**Given passage:**
════════════════

    Posts: 1,177

    Water Hyacinth are banned because they are so invasive in warmer climates they can take over waterways. Kinda surprising in AR though. Watchout for Parrot Feather as well it can over take your streams, ponds.
     
  5. Karmascapes

    Karmascapes LawnSite Member
    from NLR, AR
    Posts: 44

    Yeah they told me the parrot feathers grow quickly, they actually recommended cutting off about 1 inch every couple of weeks. They said that doing this would help keep them growing full and not out all over.

    What about the claim that hyacinth produce twice as much oxygen as most other plants?
    You can't be saying that our climate down here isnt hot enough right? Our summers are brutal, not as bad as fl with tad, but still Hell.

    I just added a quart of hydrogen peroxide too
    Posted via Mobile Device
     
  6. tadpole

    tadpole LawnSite Bronze Member
    Posts: 1,216

    Water Hyacinths are known for their ability to pull nutrients from pond water. Don't think that I have ever heard that they were any better as an oxygenator than most other aquatic plants.

    Why did you add Hydrogen peroxide? For Oxygen? Though it will add some oxygen to the water, it is a temporary fix, because hot water does not have the ability to hold Oxygen as well as cool water. The dosage must also be carefully controlled and properly applied as the peroxide will burn the eyes and gills of the fish.

    Please don't start throwing chems into your pond. You will only end up doing more damage

    http://www.pondcrisis.com/a_peroxide.html
     
  7. STL Ponds and Waterfalls

    STL Ponds and Waterfalls LawnSite Bronze Member
    Posts: 1,177

    What the beach frog said.
     
  8. Karmascapes

    Karmascapes LawnSite Member
    from NLR, AR
    Posts: 44

    Well the reason for the peroxide was because as I was talking to the head koi guy, he said a real easy way to test to see if the fish are lacking oxygen was to pour in a bottle of peroxide. If after a few mins the fish begin to move around when they had previously been still then its a lack of o2.

    I'm not one to jump on a band wagon but hydrogen peroxide is water with an extra oxygen molecule. So why would it burn there eyes and gills. I don't want to do anything that will hurt the fish, I've had enough die already and they aren't getting any cheaper.

    This guy also said something about putting non iodized salt in there, but I wasn't listening at that time. Any idea
    We had our first solid rain here in over a month. With the rainfall today do I need to re test the ph?

    I didn't realize how much koi cost. I'm curious as to what they go for around others. Bout $150 here
    Posted via Mobile Device
     
  9. STL Ponds and Waterfalls

    STL Ponds and Waterfalls LawnSite Bronze Member
    Posts: 1,177

    Shop around for your Koi., you can get them a whole lot cheaper.
     
  10. tadpole

    tadpole LawnSite Bronze Member
    Posts: 1,216

    Your 'head koi guy' scares me.

════════════════

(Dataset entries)
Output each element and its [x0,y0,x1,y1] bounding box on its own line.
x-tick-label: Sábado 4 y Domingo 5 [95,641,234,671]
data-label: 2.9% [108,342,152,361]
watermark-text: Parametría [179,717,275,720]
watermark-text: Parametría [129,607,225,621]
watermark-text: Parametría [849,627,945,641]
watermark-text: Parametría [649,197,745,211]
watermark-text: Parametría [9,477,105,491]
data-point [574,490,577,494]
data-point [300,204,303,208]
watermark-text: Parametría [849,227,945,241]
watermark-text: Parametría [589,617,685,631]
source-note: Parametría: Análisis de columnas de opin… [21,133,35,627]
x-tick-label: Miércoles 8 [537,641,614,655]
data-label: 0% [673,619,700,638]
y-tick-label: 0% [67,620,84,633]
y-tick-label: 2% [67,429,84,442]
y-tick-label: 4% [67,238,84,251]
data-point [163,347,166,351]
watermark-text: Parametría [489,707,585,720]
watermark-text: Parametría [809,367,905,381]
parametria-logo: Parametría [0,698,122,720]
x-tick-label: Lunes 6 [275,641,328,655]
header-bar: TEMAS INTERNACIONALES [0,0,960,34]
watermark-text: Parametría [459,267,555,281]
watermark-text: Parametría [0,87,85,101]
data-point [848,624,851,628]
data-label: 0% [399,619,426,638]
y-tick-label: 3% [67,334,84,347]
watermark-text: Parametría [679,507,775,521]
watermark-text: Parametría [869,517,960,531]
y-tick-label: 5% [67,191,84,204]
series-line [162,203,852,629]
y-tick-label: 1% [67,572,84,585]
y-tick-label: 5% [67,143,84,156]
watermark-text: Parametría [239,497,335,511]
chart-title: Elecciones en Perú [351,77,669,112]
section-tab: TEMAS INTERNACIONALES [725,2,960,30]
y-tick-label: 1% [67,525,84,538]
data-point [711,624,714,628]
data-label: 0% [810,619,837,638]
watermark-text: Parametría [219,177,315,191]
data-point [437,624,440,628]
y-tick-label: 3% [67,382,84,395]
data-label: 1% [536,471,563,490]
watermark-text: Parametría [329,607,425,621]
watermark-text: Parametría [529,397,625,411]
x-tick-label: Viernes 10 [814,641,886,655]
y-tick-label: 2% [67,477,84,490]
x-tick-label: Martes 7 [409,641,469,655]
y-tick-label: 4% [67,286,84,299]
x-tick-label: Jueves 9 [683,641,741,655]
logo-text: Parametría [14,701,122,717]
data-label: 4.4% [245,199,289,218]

════════════════

**Work to complete:** In the pond forum thread, why does tadpole call adding hydrogen peroxide a temporary fix for oxygen?

**Result for this exercise:** Hot water cannot hold oxygen as well as cool water.